+++ TEXT PASSAGE +++

U.S. enterprises in path of data-hijacking Sazoora campaign, firm finds
Researchers have detected a new variant of Sazoora malware, a data-hijacking trojan that is currently targeting U.S. users as part of an international campaign.
On Tuesday, Aviv Raff, CTO of Seculert, an Israel-based advanced threat detection firm, revealed on the company's blog that more than 1,800 machines in the U.S. have recently been infected with the latest version of Sazoora.
Between late September and this past Sunday, the malware struck around 23,000 machines in total throughout several countries, with the majority of cases concentrated in Austria, Switzerland, Belgium and the U.S., Raff wrote.
Back in May, security firm ESET blogged about an older version of Sazoora that was delivered to users in Slovakia via a tax return spam hoax. At the time, Sazoora.A was described as an “ordinary credentials-stealing trojan” that used HTML injects to collect data from users' Internet Explorer, Firefox and Chrome browsers.
Now, Raff has noted a number of tricks the malware has picked up to skirt detection and become more pervasive in its data-hijacking tactics.
In a Tuesday follow up interview with SCMagazine.com, Raff explained that Sazoora.B lies dormant on victims' machines for 15 minutes before communicating with its command-and-control server. And before the Sazoora variant sends stolen data to its control hub, the control server must authenticate itself, Raff said.
“They've made some changes which made it less detectable by traditional security solutions [as well as] harder to hijack the botnet,” Raff said. “Before the command-and-control server starts [receiving] data, it's verified by some sort of digital signature.”
The new malware variant also uses form-grabbing capabilities, so that the content of any online form – whether email or otherwise – can be purloined by hackers, Raff added.
“We see it targeting mostly enterprises, so it tends to attack [with the goal] of extracting data from those specific enterprises,” he said.
Seculert has yet to identify the campaign's attack vector, but since Sazoora.A used phishing emails to target users, the new variant is likely using the same tactics, Raff said.He suggested that enterprises implement cloud-based sandbox technologies capable of detecting the advanced threat.

+++

**LIST OF TASKS**
1. List the countries that the Sazoora malware report names as the places where most of the roughly 23,000 infections were concentrated.
2. In the Sazoora malware report, switch "machines" to "computers" throughout the stretch from "On Tuesday, Aviv" through "U.S., Raff wrote.", and write out the result.
3. According to the Sazoora malware report, how many machines in the U.S. have recently been infected with the latest version of Sazoora?

+++ MATERIAL SHOWN +++

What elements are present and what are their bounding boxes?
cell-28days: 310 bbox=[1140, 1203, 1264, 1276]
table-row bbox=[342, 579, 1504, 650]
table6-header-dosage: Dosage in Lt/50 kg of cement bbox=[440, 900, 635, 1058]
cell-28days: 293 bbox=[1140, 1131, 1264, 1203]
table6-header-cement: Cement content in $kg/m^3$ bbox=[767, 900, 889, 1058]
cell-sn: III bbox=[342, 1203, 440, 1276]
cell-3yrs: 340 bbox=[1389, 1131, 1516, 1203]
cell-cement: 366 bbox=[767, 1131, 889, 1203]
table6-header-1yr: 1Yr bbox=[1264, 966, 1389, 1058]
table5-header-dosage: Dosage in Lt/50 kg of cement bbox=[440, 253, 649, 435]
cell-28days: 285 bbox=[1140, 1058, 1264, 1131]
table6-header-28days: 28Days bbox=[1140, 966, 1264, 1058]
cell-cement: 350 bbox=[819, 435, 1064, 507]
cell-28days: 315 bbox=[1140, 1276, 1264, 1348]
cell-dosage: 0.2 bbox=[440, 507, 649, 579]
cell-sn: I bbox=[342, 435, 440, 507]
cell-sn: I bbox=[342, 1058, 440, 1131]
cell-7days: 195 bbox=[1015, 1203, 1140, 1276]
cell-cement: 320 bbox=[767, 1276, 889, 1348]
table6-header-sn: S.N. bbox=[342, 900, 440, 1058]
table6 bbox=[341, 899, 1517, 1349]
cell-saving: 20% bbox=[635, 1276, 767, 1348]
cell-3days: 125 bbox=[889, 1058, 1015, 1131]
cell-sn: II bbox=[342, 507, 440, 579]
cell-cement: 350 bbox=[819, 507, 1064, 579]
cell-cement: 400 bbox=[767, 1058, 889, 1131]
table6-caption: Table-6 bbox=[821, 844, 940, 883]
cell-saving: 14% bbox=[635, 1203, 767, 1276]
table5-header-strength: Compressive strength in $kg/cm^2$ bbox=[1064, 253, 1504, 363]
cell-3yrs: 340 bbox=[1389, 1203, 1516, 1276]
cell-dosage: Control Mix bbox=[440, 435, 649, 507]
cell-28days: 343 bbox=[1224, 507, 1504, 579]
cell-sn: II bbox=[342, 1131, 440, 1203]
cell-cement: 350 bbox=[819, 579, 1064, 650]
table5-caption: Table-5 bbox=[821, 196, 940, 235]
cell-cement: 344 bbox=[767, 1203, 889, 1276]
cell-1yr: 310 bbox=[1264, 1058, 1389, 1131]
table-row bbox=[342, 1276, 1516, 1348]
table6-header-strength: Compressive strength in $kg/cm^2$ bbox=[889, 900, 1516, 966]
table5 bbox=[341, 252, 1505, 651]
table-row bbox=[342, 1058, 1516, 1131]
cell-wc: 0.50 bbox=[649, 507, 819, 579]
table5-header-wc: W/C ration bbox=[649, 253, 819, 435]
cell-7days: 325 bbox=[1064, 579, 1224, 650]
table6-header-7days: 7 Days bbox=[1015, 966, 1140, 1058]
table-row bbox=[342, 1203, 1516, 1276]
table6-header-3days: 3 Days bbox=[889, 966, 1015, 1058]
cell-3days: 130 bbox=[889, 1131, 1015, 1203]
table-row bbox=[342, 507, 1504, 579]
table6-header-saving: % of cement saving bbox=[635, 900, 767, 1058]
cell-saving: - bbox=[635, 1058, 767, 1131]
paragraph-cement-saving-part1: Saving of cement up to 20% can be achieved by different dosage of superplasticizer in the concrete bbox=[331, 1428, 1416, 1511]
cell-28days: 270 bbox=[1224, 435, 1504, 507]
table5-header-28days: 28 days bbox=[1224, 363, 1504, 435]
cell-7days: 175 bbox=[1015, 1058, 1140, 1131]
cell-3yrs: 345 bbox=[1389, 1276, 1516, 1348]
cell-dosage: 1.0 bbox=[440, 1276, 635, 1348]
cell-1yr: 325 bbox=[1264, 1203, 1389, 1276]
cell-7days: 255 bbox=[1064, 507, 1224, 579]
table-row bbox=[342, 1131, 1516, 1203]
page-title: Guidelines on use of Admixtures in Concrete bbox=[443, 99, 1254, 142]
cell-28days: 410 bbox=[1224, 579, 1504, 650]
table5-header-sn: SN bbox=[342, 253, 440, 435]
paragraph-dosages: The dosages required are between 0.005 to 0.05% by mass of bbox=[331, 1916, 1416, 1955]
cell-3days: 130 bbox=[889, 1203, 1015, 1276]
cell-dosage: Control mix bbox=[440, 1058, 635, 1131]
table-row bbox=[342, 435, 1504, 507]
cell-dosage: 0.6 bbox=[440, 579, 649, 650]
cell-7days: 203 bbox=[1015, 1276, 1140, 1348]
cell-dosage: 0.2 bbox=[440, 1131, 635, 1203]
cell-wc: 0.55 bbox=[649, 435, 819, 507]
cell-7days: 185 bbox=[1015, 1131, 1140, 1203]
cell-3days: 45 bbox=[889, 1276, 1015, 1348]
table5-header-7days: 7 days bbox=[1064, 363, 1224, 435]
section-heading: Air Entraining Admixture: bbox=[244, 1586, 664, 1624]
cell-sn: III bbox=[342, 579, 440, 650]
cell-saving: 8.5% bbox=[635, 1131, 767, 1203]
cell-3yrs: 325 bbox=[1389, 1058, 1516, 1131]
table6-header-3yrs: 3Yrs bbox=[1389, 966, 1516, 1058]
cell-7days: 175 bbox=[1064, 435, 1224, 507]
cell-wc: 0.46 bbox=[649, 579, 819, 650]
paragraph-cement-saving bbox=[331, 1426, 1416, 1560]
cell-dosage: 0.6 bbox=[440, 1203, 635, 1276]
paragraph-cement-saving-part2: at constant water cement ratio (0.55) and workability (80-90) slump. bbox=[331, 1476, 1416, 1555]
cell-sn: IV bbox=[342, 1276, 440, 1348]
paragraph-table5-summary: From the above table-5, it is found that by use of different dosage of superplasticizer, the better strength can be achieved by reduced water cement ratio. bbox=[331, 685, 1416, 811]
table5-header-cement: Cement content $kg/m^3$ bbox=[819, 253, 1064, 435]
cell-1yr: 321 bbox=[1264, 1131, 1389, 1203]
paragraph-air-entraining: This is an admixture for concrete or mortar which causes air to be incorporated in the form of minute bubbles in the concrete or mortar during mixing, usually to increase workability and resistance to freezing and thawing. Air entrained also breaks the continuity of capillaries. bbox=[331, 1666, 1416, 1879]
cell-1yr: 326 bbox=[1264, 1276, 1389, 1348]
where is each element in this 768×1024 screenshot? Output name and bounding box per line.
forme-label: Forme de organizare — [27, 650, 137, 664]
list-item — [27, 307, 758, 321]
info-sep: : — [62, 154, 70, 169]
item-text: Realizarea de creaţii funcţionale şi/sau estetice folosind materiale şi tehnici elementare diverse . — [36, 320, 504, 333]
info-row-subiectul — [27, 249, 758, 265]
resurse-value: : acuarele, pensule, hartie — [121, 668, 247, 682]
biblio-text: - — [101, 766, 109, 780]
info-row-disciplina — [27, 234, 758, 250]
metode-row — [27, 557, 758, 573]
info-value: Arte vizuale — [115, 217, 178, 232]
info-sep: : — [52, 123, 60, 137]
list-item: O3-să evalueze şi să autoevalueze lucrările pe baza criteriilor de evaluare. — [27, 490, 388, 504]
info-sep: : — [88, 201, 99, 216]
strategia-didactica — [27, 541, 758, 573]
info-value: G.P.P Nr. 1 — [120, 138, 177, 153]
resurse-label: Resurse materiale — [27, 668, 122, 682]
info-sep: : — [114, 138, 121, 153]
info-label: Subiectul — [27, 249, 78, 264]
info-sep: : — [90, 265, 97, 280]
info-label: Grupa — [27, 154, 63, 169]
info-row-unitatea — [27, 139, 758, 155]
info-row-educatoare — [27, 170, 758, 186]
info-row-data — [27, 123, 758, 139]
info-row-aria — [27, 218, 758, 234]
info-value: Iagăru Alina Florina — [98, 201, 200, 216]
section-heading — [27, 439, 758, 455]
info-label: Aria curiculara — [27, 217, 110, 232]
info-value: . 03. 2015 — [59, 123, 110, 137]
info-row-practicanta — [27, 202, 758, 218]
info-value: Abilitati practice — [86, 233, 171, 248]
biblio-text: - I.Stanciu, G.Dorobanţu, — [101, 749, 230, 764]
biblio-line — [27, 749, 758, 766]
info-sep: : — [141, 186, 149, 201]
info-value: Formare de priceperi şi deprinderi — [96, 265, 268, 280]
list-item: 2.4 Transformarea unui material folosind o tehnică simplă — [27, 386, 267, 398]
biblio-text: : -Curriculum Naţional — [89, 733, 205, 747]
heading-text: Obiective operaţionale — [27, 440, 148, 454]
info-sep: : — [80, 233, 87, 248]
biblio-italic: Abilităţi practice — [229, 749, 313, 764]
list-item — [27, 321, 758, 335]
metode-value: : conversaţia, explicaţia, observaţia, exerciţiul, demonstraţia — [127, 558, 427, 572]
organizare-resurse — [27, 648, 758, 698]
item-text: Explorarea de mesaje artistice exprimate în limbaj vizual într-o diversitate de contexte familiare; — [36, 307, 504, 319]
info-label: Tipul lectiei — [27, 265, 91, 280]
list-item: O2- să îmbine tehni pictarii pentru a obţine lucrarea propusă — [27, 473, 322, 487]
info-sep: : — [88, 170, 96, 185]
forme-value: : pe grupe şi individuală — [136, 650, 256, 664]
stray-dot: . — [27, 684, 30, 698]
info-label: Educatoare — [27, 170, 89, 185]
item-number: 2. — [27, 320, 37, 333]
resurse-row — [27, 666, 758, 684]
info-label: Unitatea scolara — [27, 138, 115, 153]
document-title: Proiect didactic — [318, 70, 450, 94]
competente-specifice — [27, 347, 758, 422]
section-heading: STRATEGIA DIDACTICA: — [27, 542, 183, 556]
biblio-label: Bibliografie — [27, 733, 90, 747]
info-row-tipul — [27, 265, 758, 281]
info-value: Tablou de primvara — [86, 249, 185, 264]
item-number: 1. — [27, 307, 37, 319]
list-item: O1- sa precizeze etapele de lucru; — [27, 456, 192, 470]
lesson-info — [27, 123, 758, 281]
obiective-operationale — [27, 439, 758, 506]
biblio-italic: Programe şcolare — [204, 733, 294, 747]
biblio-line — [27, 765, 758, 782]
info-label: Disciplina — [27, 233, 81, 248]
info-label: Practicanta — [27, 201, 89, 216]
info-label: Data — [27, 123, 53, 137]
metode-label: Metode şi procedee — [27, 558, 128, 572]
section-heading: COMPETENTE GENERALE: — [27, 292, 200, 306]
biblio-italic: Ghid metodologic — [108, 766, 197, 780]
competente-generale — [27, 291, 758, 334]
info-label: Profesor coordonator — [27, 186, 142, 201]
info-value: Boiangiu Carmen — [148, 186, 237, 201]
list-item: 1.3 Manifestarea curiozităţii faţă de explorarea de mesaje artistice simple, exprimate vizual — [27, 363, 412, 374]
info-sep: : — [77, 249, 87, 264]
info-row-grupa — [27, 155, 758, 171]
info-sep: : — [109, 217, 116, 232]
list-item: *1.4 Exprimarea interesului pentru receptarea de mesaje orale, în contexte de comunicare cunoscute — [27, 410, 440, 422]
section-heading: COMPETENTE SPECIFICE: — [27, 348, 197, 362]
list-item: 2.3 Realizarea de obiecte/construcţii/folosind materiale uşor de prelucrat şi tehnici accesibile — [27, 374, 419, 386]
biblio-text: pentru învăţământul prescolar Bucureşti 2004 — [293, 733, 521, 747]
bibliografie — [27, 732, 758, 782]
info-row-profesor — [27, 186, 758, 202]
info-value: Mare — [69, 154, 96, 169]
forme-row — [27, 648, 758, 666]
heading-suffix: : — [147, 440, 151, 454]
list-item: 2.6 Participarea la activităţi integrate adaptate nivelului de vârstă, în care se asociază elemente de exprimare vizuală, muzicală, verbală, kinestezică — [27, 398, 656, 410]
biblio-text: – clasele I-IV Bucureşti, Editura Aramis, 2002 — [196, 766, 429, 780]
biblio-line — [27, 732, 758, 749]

+++

**SET OF ANSWERS**
1. Austria, Switzerland, Belgium, the U.S.

2.
On Tuesday, Aviv Raff, CTO of Seculert, an Israel-based advanced threat detection firm, revealed on the company's blog that more than 1,800 computers in the U.S. have recently been infected with the latest version of Sazoora.
Between late September and this past Sunday, the malware struck around 23,000 computers in total throughout several countries, with the majority of cases concentrated in Austria, Switzerland, Belgium and the U.S., Raff wrote.

3. More than 1,800 machines.